• TASKS AND EXERCISES:
1. In the forum thread, how long did it take Tim to set up the waterfall filtration for the pond?
2. Copy the forum thread word for word between "Great meeting. Thank" and "looking shrimp tank.", inclusive.

• GIVEN PASSAGE:
** Start **

I'll also be bringing a dwarf gourami to give away if I can catch him. He's in my pond eating mosquito larvae. With colder weather coming he'll need to come out. 

Anyhow I'll trade the Kribs for shrimp, marble hatchets, rummies, Pygmy cories, cardinals, or pencil fish. And most likely other species I haven't thought of.


----------



## TanyaQ2000

RandallW201 said:


> Woohoo!!!!! Thank you Michael


Michael is grrrrrrrrrrrreat!!!!

Crownman, if you're coming and need to thin out any shrimp, my tank is ready


----------



## fishyjoe24

I got the plants from the auction, could never find my darn light and for got about. willing to eat the money I paid for them.


----------



## Basic

UPDATE I have sodium thiosulfate (dechlorinator) crystals enough for two 1 gallon mix. I am also adding CUPHEA ANAGALLOIDEA, rotala indica,lindernia sp.india and varigated. If you want any of these items please let me know noon so I cut and or weigh them out. I will give you complete instructions for mixing your dechlorinator.


----------



## TanyaQ2000

so I have 2 sets of goodieds trios....1 for basic & 1 for stmarshall

friend from dfwfishbox is coming too...Tim aka hhunter. because of Tim, I still have my pond as we could not get the filtration right but Tim came over with a small barrell (blue keg LOL) and in 45 mins, great waterfall filtration and 2 days later, clear water. Tim is also in Arlington and has huge tanks (300 gal +) and a 5k gal pond with plants growing like crazy....and he loves to share

he's bringing some ivy that is growing out of his oscar tank's filter LOL


----------



## TanyaQ2000

THANK YOU THANK YOU THANK YOU....ALL... 

wow....what a great day!!!!


----------



## alexopolus

Thank you everyone!!! I hope everybody enjoyed the food and everything else... Very nice group of people. Thanks to Mike and Mike, and Mike (and Mike?)... Kim I love the layout ( it's always good to have a artist on your side ). Michael and Michael (no words) thank You!!! The tank looks really nice. I will post pics very soon.


----------



## chrislewistx

Great meeting. Thank you Alex for hosting, and thanks to your wife as well. She was a very gracious hostess. 

Lots of great plants, food and fellowship today. I really enjoyed watching the setup of your new tank. You ended up with a great looking shrimp tank.

** End **

• EXTRACTED DATA:

** Start **

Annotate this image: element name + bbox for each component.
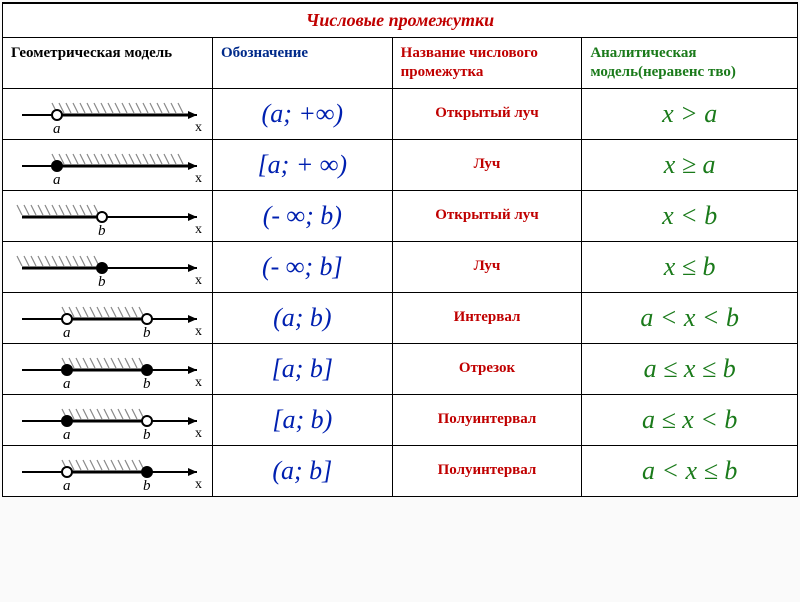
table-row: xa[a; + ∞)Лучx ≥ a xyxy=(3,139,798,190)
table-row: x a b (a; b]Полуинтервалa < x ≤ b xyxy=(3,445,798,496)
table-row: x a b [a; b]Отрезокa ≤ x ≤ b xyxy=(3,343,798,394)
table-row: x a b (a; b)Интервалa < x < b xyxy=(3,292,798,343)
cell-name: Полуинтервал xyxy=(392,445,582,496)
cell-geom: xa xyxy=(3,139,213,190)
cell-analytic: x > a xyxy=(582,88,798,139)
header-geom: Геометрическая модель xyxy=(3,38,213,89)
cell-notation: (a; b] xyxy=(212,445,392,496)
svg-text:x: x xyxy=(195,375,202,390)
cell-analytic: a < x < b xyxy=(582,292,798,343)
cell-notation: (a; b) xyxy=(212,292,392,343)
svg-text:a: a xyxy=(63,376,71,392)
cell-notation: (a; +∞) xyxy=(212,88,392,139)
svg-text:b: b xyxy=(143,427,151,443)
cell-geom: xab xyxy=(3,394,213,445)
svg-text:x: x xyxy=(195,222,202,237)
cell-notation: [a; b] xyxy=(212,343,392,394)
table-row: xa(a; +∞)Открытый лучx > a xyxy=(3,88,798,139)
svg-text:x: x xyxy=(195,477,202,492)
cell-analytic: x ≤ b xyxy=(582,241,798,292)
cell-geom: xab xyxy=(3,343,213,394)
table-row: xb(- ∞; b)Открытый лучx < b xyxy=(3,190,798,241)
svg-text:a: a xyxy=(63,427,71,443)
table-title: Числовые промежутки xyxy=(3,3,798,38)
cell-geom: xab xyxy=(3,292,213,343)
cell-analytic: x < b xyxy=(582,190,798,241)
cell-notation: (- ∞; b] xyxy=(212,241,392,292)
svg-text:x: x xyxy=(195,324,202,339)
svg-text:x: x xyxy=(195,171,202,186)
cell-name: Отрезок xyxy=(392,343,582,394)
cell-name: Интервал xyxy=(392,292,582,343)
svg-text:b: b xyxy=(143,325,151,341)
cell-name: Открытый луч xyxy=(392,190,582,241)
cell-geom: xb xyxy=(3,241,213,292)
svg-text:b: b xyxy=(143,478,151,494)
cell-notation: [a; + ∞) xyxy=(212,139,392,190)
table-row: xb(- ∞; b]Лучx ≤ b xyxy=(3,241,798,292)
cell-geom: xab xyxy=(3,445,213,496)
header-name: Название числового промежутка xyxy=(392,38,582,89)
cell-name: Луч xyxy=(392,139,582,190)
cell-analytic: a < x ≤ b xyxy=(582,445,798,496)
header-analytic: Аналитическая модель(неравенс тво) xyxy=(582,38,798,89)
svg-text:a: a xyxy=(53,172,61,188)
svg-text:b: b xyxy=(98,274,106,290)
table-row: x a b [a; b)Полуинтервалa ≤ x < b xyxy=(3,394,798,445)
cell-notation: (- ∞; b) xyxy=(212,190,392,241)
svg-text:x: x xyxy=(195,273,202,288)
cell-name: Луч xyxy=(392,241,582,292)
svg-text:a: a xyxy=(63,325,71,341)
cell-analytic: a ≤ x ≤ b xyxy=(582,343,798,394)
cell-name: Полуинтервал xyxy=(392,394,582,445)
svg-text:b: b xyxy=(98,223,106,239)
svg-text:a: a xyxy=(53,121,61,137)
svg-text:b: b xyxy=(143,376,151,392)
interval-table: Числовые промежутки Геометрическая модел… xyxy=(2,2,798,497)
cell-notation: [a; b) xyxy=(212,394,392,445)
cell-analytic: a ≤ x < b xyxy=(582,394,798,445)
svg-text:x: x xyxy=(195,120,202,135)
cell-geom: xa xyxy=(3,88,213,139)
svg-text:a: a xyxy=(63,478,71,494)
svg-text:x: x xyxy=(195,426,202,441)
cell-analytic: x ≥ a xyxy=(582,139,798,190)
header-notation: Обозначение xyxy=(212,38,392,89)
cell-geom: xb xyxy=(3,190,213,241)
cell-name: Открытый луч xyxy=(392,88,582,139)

** End **

• REPLIES:
1. 45 minutes

2.
Great meeting. Thank you Alex for hosting, and thanks to your wife as well. She was a very gracious hostess. 

Lots of great plants, food and fellowship today. I really enjoyed watching the setup of your new tank. You ended up with a great looking shrimp tank.